What this exercise asks:
1. Answer these from the piece on the Australian dollar:
(a) To what record low did the RBA cut interest rates?
(b) What does the text call China with respect to Australia's exports?
(c) What Manufacturing PMI readings represent expansion?
2. Reproduce word for word the part of the piece on the Australian dollar starting with "There was some" and going on through "50 represents expansion.".
3. Write what comes next in the piece on the Australian dollar, picking up after its final sentence.

Quoted passage:
===============

The reason for the ascendancy against the Australian dollar, despite sterling’s weakness is that the Australian dollar does not perform well in a very uncertain global environment, with less demand for its raw materials. Australia relies heavily on exports of iron ore and other commodities and precious metals to China, its main export destination.
The slowdown in China has caused the RBA (Reserve Bank of Australia) to not only cut interest rates to a record low of 0.25%, but to also to launch a program of QE (Quantitative Easing), where the RBA buys certain assets, helping to inject liquidity and confidence into the financial system.
Will the Pound to Australian Dollar Keep Rising?
The net effect of the interest rate cut and QE is to weaken the currency, since it has made the AUD less attractive to hold. The RBA delivered their latest meeting minutes recently and indicated they were not prepared to go lower and weren’t considering negative rates.
There was some good news for the Australian dollar, with China posting data on Wednesday that indicated a reversal in sentiment, with their Manufacturing PMI (Purchasing Managers Index) reading for February coming in at 50.1, versus 46 for February, where any reading above 50 represents expansion.

===============

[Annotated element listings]
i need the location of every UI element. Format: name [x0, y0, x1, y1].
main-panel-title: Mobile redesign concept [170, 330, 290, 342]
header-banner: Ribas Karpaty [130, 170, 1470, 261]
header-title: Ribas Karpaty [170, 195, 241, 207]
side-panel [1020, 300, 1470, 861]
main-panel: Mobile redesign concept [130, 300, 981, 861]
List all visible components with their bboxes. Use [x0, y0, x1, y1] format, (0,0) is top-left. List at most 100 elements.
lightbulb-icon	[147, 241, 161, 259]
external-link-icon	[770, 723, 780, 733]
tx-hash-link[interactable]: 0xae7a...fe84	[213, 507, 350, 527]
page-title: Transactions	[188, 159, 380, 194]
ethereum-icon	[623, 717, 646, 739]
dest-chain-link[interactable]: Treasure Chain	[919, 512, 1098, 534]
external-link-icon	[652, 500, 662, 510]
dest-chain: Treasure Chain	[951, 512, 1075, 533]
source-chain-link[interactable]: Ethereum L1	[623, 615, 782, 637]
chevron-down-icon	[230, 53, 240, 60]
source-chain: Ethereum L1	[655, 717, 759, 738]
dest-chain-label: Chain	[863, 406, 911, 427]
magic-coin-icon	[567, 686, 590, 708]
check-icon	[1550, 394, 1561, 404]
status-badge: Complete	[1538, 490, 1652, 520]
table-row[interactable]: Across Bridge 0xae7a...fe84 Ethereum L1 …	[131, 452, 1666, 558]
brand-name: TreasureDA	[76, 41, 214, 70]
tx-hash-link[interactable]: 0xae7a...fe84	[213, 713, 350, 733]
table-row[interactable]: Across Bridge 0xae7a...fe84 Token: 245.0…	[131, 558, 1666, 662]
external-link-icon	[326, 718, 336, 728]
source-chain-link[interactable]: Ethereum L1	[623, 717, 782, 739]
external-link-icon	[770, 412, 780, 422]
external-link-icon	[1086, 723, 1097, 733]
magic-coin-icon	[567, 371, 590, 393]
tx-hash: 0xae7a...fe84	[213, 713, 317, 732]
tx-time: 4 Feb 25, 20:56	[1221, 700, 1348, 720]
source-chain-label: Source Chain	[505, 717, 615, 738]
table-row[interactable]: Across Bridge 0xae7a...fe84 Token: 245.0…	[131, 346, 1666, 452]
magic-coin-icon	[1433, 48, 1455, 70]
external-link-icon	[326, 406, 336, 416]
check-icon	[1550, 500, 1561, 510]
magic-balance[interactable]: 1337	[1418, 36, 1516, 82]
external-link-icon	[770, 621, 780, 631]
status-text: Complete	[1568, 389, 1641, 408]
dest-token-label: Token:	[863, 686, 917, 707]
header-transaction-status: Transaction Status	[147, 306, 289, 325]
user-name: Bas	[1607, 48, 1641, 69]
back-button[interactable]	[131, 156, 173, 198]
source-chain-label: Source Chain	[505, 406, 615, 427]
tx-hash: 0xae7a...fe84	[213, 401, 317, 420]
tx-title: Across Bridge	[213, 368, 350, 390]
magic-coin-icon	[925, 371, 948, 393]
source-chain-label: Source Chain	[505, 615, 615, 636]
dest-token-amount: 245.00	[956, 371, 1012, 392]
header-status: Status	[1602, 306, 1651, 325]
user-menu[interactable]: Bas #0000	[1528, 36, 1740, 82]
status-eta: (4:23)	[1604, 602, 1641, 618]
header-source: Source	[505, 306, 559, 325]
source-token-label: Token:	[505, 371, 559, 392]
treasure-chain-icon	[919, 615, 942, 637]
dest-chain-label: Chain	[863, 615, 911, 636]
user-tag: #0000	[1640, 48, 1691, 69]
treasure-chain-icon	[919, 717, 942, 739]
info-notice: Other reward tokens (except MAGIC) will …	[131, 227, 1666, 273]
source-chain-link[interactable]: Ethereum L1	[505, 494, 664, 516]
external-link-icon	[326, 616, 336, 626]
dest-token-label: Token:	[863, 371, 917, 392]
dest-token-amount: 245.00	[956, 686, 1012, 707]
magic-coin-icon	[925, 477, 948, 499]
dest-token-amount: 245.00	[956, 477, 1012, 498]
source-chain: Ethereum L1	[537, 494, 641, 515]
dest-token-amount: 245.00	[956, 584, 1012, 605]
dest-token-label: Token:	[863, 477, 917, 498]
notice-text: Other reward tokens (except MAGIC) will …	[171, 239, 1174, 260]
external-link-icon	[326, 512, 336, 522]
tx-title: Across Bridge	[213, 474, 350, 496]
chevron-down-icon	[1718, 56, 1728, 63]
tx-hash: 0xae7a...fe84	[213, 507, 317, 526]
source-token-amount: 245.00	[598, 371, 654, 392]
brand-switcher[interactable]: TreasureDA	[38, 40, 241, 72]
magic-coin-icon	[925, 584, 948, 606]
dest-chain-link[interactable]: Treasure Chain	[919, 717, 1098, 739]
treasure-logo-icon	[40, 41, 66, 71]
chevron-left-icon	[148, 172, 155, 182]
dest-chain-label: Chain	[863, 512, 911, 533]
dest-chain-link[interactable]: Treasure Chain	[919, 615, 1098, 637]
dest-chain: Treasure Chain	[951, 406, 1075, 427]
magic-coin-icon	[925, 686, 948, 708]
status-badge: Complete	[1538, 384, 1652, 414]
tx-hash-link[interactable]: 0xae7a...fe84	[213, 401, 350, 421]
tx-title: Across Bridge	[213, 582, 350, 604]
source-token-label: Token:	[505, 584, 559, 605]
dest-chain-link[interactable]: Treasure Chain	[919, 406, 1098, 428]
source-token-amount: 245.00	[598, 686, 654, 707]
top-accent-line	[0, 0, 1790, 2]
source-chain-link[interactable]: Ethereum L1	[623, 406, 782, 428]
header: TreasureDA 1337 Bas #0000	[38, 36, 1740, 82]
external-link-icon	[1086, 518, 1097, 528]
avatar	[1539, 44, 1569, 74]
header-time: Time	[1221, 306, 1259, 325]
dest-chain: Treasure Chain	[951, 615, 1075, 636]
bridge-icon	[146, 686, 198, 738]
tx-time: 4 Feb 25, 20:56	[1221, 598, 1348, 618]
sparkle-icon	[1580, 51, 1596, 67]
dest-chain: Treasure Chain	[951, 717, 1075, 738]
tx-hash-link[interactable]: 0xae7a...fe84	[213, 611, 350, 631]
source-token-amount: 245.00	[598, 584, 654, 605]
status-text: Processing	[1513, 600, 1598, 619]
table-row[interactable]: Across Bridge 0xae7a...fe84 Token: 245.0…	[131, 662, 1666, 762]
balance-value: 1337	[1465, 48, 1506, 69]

===============

In response:
1.
(a) 0.25%
(b) Its main export destination
(c) Any reading above 50

2.
There was some good news for the Australian dollar, with China posting data on Wednesday that indicated a reversal in sentiment, with their Manufacturing PMI (Purchasing Managers Index) reading for February coming in at 50.1, versus 46 for February, where any reading above 50 represents expansion.

3.
This positive data however has overall appeared to do more for the pound, by contributing to the positive sentiments on the global economy that have seen the pound benefitting. Another reason for sterling strength has been fresh concern over the lack of coordinated action by the Eurozone, with the strong stimulus response by the UK government winning investor support.
Today could be a crucial for GBPAUD exchange rates with the latest US NFPR (Non-Farm Payroll) and Unemployment data. This could prove vital for any clients interested in the latest news ahead for the Australian dollar, since this release can be viewed in terms of its relationship to the US economy and can affect attitudes to risk and global sentiment on trade.